(Records supplied):
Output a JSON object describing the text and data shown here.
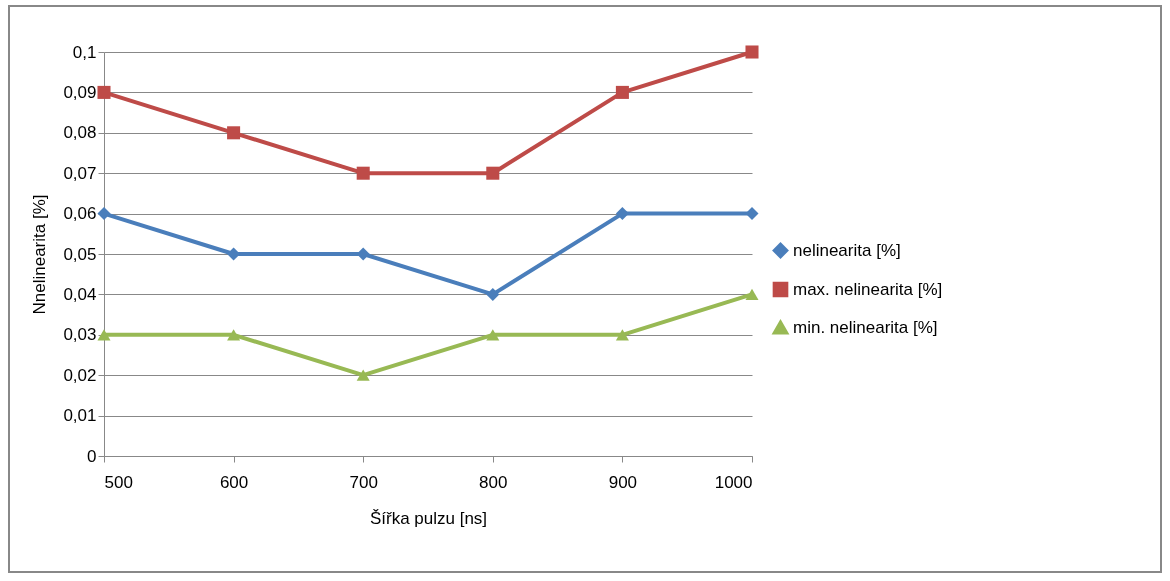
{
  "chart_data": {
    "type": "line",
    "xlabel": "Šířka pulzu [ns]",
    "ylabel": "Nnelinearita [%]",
    "x": [
      500,
      600,
      700,
      800,
      900,
      1000
    ],
    "xlim": [
      500,
      1000
    ],
    "xticks": [
      500,
      600,
      700,
      800,
      900,
      1000
    ],
    "ylim": [
      0,
      0.1
    ],
    "yticks": [
      0,
      {
        "value": 0.01,
        "label": "0,01"
      },
      {
        "value": 0.02,
        "label": "0,02"
      },
      {
        "value": 0.03,
        "label": "0,03"
      },
      {
        "value": 0.04,
        "label": "0,04"
      },
      {
        "value": 0.05,
        "label": "0,05"
      },
      {
        "value": 0.06,
        "label": "0,06"
      },
      {
        "value": 0.07,
        "label": "0,07"
      },
      {
        "value": 0.08,
        "label": "0,08"
      },
      {
        "value": 0.09,
        "label": "0,09"
      },
      {
        "value": 0.1,
        "label": "0,1"
      }
    ],
    "grid": "y",
    "legend": "right",
    "line_style": "solid",
    "series": [
      {
        "name": "nelinearita [%]",
        "color": "#4a7ebb",
        "marker": "diamond",
        "values": [
          0.06,
          0.05,
          0.05,
          0.04,
          0.06,
          0.06
        ]
      },
      {
        "name": "max. nelinearita [%]",
        "color": "#be4b48",
        "marker": "square",
        "values": [
          0.09,
          0.08,
          0.07,
          0.07,
          0.09,
          0.1
        ]
      },
      {
        "name": "min. nelinearita [%]",
        "color": "#98b954",
        "marker": "triangle",
        "values": [
          0.03,
          0.03,
          0.02,
          0.03,
          0.03,
          0.04
        ]
      }
    ]
  }
}
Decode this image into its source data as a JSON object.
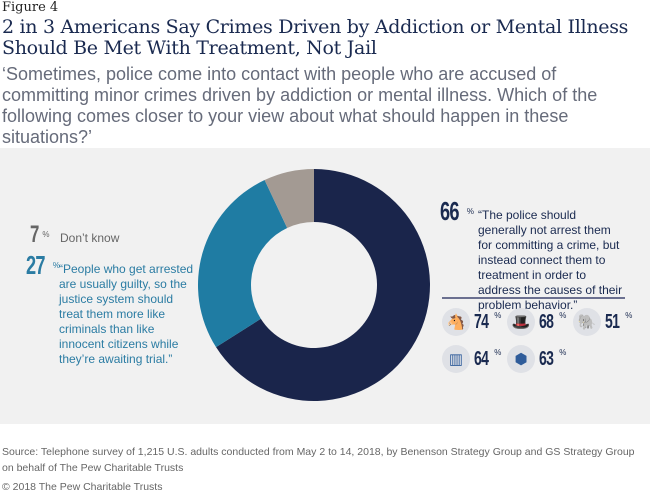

(Written exercise): Pull out every line holding "name" from the records above, and copy it.

(Full solution):
        "name": "nelinearita [%]",
        "name": "max. nelinearita [%]",
        "name": "min. nelinearita [%]",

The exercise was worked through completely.